--- start SUPPLIED INFORMATION ---
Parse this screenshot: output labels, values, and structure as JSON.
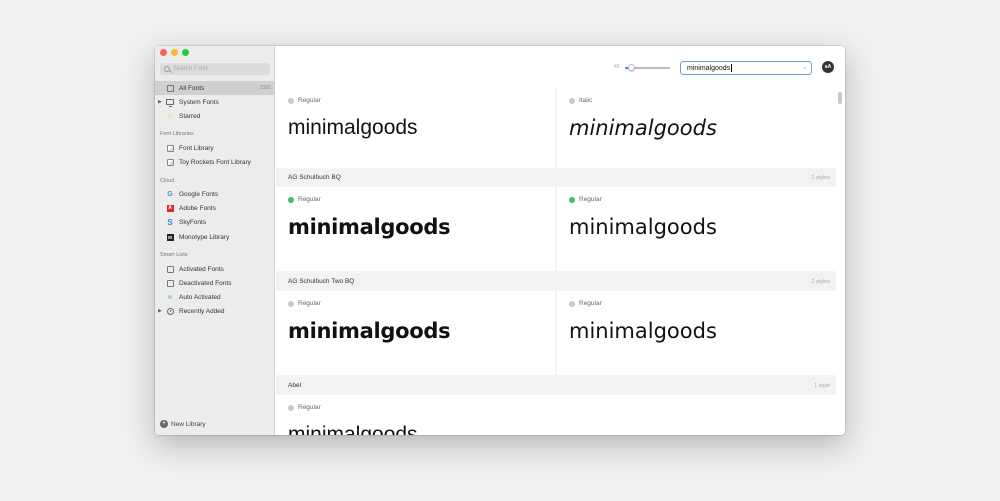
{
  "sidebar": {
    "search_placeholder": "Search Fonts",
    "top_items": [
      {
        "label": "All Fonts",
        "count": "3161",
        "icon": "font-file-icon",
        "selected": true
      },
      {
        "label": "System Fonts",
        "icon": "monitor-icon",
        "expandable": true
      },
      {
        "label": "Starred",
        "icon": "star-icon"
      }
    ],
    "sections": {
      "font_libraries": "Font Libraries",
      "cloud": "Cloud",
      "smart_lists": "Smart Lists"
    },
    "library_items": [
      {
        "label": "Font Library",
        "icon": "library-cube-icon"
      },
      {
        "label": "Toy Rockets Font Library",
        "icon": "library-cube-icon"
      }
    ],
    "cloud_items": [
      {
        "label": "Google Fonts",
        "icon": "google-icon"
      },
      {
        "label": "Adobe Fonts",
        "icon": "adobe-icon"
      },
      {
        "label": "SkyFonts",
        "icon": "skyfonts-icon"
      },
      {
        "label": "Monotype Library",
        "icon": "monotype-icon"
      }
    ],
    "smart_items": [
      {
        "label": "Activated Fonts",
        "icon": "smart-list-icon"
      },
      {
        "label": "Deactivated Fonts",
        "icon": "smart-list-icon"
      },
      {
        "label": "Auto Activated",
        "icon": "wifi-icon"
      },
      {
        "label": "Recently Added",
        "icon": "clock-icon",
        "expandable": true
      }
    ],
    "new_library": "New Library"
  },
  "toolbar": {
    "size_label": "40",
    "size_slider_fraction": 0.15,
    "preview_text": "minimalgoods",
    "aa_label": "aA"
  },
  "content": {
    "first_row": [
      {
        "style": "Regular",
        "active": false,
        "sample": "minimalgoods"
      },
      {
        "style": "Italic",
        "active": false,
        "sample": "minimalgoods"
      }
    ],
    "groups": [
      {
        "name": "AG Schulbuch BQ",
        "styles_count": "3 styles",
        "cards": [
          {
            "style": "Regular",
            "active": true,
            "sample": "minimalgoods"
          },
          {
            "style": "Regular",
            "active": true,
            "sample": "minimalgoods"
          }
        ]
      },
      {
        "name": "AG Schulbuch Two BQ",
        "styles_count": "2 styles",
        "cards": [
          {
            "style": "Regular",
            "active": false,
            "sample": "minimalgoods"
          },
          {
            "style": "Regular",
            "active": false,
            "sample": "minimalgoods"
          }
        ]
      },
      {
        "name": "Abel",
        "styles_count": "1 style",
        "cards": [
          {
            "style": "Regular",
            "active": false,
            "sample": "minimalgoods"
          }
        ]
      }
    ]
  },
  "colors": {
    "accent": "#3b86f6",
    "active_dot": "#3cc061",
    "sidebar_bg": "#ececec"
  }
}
--- end SUPPLIED INFORMATION ---
--- start SUPPLIED INFORMATION ---
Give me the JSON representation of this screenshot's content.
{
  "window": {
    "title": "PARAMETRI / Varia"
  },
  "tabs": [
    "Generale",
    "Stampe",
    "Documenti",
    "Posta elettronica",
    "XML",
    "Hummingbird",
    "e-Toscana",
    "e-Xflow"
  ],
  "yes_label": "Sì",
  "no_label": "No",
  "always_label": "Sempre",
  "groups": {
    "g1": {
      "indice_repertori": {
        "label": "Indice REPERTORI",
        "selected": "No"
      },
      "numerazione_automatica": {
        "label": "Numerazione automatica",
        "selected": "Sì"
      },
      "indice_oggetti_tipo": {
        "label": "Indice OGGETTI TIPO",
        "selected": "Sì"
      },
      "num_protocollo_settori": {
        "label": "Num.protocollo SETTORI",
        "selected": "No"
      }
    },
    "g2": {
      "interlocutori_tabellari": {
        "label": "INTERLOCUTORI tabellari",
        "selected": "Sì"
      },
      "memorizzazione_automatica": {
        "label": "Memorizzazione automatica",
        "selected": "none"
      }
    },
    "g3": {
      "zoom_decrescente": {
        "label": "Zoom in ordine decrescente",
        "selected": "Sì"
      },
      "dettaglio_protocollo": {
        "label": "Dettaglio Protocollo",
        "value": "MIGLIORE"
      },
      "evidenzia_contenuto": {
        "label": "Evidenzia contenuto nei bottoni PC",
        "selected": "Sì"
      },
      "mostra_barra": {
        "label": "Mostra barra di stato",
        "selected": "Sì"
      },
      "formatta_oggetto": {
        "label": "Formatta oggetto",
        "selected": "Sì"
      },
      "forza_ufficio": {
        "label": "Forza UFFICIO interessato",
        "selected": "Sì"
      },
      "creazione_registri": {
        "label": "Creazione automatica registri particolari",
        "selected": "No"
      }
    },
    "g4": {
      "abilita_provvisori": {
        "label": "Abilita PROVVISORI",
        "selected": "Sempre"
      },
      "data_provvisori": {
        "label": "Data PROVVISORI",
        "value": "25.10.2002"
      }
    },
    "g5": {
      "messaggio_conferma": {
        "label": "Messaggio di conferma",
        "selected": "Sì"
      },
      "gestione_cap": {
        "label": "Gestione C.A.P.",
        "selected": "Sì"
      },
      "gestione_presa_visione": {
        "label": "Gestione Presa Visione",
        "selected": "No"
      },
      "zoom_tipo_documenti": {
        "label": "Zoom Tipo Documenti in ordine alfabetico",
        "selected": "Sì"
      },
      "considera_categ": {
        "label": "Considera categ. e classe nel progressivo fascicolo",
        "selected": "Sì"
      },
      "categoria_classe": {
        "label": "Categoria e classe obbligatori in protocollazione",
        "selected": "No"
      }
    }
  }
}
--- end SUPPLIED INFORMATION ---
--- start SUPPLIED INFORMATION ---
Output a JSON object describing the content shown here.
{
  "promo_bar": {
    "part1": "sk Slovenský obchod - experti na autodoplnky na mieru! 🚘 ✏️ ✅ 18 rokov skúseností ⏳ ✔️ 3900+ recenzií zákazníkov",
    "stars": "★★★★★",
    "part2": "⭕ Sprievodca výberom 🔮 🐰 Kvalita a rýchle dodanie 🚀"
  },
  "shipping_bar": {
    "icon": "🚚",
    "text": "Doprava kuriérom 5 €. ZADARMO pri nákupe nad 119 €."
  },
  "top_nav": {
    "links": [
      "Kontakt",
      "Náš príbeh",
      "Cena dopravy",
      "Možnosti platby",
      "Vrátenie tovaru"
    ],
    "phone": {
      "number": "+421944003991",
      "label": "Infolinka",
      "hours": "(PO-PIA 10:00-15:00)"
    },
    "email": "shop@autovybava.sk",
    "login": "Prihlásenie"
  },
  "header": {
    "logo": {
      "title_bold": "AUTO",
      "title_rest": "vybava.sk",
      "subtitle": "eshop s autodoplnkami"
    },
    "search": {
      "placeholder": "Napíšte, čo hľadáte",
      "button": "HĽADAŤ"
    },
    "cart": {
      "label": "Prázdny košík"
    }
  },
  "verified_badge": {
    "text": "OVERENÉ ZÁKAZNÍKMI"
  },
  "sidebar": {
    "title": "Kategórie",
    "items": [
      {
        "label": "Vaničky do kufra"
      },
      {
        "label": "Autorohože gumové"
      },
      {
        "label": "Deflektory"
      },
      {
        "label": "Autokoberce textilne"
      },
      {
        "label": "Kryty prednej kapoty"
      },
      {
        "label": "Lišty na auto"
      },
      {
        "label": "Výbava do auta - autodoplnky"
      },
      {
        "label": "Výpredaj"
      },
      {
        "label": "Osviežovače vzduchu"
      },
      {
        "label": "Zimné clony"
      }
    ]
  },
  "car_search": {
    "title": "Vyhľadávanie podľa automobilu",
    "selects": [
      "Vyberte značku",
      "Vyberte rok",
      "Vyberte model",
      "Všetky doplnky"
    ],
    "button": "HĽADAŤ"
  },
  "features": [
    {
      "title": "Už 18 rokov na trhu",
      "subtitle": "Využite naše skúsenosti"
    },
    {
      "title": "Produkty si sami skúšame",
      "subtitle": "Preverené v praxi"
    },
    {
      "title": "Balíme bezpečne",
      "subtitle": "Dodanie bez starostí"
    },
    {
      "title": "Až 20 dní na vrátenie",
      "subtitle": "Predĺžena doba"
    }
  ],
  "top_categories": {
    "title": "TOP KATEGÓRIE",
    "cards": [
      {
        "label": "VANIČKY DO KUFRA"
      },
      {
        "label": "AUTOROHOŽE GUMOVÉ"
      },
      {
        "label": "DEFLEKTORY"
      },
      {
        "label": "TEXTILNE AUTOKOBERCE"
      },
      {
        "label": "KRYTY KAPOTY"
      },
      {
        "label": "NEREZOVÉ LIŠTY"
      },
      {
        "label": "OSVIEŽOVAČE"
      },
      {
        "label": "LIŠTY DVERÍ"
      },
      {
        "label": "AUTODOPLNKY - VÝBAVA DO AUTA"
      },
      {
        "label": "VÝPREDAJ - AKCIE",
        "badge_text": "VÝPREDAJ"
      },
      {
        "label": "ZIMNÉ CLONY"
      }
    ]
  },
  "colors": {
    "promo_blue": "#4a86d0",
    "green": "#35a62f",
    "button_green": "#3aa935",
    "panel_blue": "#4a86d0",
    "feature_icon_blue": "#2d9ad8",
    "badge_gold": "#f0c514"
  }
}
--- end SUPPLIED INFORMATION ---
* EXERCISE: Filter the records, keeping only lines that contain "this", and show those lines.

* TASK ANSWER:
Parse this screenshot: output labels, values, and structure as JSON.
Give me the JSON representation of this screenshot's content.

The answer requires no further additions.